• [Exercise brief] Could you turn every line of the records below into a JSON list of strings, one string per line, with blank lines dropped and the pictures left out?

• [Raw records]
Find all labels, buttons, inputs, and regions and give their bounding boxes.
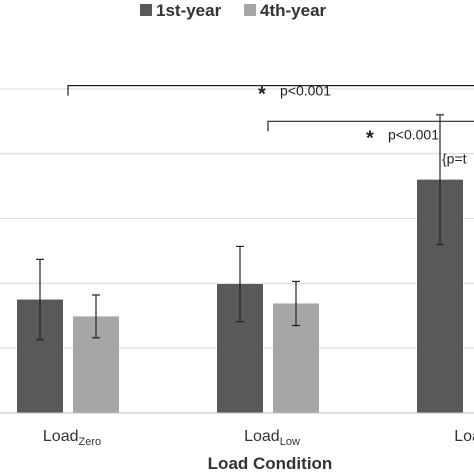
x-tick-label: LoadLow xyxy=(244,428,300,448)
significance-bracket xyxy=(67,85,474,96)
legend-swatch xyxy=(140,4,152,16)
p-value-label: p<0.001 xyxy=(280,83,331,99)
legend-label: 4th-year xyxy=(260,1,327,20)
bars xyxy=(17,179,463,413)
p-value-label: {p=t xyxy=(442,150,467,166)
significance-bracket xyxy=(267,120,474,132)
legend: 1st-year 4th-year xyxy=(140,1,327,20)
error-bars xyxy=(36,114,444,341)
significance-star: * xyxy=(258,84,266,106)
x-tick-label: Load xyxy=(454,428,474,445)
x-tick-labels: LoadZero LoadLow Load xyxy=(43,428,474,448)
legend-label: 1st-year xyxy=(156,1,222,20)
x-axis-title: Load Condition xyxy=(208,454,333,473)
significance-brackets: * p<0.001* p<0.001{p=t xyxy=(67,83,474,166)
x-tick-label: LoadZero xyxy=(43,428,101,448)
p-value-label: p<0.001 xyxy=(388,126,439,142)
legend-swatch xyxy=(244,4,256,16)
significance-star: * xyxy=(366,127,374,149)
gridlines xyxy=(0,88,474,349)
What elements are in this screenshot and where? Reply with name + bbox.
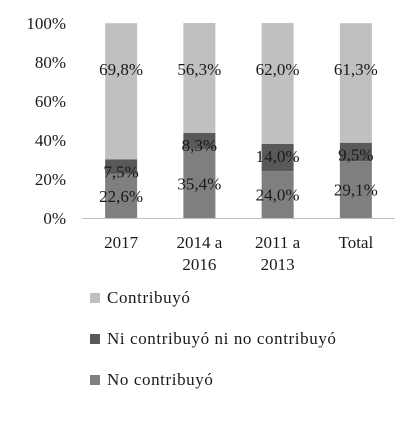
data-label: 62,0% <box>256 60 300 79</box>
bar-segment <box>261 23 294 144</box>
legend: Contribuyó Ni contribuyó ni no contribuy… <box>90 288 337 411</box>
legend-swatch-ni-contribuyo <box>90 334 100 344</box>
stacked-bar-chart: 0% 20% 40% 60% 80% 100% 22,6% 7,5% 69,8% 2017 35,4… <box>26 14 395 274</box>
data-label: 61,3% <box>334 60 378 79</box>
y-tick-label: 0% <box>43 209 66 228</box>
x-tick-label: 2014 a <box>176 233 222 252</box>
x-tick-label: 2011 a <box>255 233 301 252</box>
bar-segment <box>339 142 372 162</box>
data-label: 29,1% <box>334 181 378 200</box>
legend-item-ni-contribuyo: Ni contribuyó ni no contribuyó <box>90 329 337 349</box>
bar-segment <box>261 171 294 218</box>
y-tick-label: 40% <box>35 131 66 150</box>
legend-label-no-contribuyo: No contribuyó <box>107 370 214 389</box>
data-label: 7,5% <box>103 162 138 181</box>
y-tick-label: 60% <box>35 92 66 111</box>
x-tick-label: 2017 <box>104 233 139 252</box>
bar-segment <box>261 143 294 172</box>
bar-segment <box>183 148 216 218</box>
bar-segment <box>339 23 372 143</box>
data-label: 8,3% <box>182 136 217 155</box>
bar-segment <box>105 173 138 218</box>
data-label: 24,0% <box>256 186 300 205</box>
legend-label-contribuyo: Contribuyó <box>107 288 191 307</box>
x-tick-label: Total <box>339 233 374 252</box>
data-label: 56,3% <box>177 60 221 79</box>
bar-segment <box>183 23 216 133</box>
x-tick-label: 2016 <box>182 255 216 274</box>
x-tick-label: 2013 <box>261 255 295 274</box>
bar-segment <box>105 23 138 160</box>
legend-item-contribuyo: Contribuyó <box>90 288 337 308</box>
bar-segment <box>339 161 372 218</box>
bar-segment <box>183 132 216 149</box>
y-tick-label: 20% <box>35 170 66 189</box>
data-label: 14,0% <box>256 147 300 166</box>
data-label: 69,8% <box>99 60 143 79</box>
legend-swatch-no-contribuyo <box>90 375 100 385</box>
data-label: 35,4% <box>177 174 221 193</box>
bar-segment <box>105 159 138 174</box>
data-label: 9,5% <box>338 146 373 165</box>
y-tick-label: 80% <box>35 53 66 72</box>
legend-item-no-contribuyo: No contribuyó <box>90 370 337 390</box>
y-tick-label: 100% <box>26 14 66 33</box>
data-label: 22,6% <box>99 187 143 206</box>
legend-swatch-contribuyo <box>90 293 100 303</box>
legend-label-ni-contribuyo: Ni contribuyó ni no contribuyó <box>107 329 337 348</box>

• [Result for this task]
[
  "Find all labels, buttons, inputs, and regions and give their bounding boxes.",
  "x-tick-label: LoadLow xyxy=(244,428,300,448)",
  "significance-bracket xyxy=(67,85,474,96)",
  "legend-swatch xyxy=(140,4,152,16)",
  "p-value-label: p<0.001 xyxy=(280,83,331,99)",
  "legend-label: 4th-year xyxy=(260,1,327,20)",
  "bars xyxy=(17,179,463,413)",
  "p-value-label: {p=t xyxy=(442,150,467,166)",
  "significance-bracket xyxy=(267,120,474,132)",
  "legend: 1st-year 4th-year xyxy=(140,1,327,20)",
  "error-bars xyxy=(36,114,444,341)",
  "significance-star: * xyxy=(258,84,266,106)",
  "x-tick-label: Load xyxy=(454,428,474,445)",
  "x-tick-labels: LoadZero LoadLow Load xyxy=(43,428,474,448)",
  "legend-label: 1st-year xyxy=(156,1,222,20)",
  "x-axis-title: Load Condition xyxy=(208,454,333,473)",
  "significance-brackets: * p<0.001* p<0.001{p=t xyxy=(67,83,474,166)",
  "x-tick-label: LoadZero xyxy=(43,428,101,448)",
  "p-value-label: p<0.001 xyxy=(388,126,439,142)",
  "legend-swatch xyxy=(244,4,256,16)",
  "significance-star: * xyxy=(366,127,374,149)",
  "gridlines xyxy=(0,88,474,349)",
  "What elements are in this screenshot and where? Reply with name + bbox.",
  "data-label: 62,0% <box>256 60 300 79</box>",
  "bar-segment <box>261 23 294 144</box>",
  "legend: Contribuyó Ni contribuyó ni no contribuy… <box>90 288 337 411</box>",
  "legend-swatch-ni-contribuyo <box>90 334 100 344</box>",
  "stacked-bar-chart: 0% 20% 40% 60% 80% 100% 22,6% 7,5% 69,8% 2017 35,4… <box>26 14 395 274</box>",
  "data-label: 61,3% <box>334 60 378 79</box>",
  "y-tick-label: 0% <box>43 209 66 228</box>",
  "x-tick-label: 2014 a <box>176 233 222 252</box>",
  "x-tick-label: 2011 a <box>255 233 301 252</box>",
  "bar-segment <box>339 142 372 162</box>",
  "data-label: 29,1% <box>334 181 378 200</box>",
  "legend-item-ni-contribuyo: Ni contribuyó ni no contribuyó <box>90 329 337 349</box>",
  "bar-segment <box>261 171 294 218</box>",
  "y-tick-label: 40% <box>35 131 66 150</box>",
  "legend-label-no-contribuyo: No contribuyó <box>107 370 214 389</box>",
  "data-label: 7,5% <box>103 162 138 181</box>",
  "y-tick-label: 60% <box>35 92 66 111</box>",
  "x-tick-label: 2017 <box>104 233 139 252</box>",
  "bar-segment <box>261 143 294 172</box>",
  "bar-segment <box>183 148 216 218</box>",
  "bar-segment <box>339 23 372 143</box>",
  "data-label: 8,3% <box>182 136 217 155</box>",
  "bar-segment <box>105 173 138 218</box>",
  "data-label: 24,0% <box>256 186 300 205</box>",
  "legend-label-contribuyo: Contribuyó <box>107 288 191 307</box>",
  "x-tick-label: Total <box>339 233 374 252</box>",
  "data-label: 56,3% <box>177 60 221 79</box>",
  "bar-segment <box>183 23 216 133</box>",
  "x-tick-label: 2016 <box>182 255 216 274</box>",
  "x-tick-label: 2013 <box>261 255 295 274</box>",
  "bar-segment <box>105 23 138 160</box>",
  "legend-item-contribuyo: Contribuyó <box>90 288 337 308</box>",
  "bar-segment <box>339 161 372 218</box>",
  "bar-segment <box>183 132 216 149</box>",
  "y-tick-label: 20% <box>35 170 66 189</box>",
  "data-label: 14,0% <box>256 147 300 166</box>",
  "data-label: 69,8% <box>99 60 143 79</box>",
  "legend-swatch-no-contribuyo <box>90 375 100 385</box>",
  "data-label: 35,4% <box>177 174 221 193</box>",
  "bar-segment <box>105 159 138 174</box>",
  "data-label: 9,5% <box>338 146 373 165</box>",
  "y-tick-label: 80% <box>35 53 66 72</box>",
  "legend-item-no-contribuyo: No contribuyó <box>90 370 337 390</box>",
  "y-tick-label: 100% <box>26 14 66 33</box>",
  "data-label: 22,6% <box>99 187 143 206</box>",
  "legend-swatch-contribuyo <box>90 293 100 303</box>",
  "legend-label-ni-contribuyo: Ni contribuyó ni no contribuyó <box>107 329 337 348</box>"
]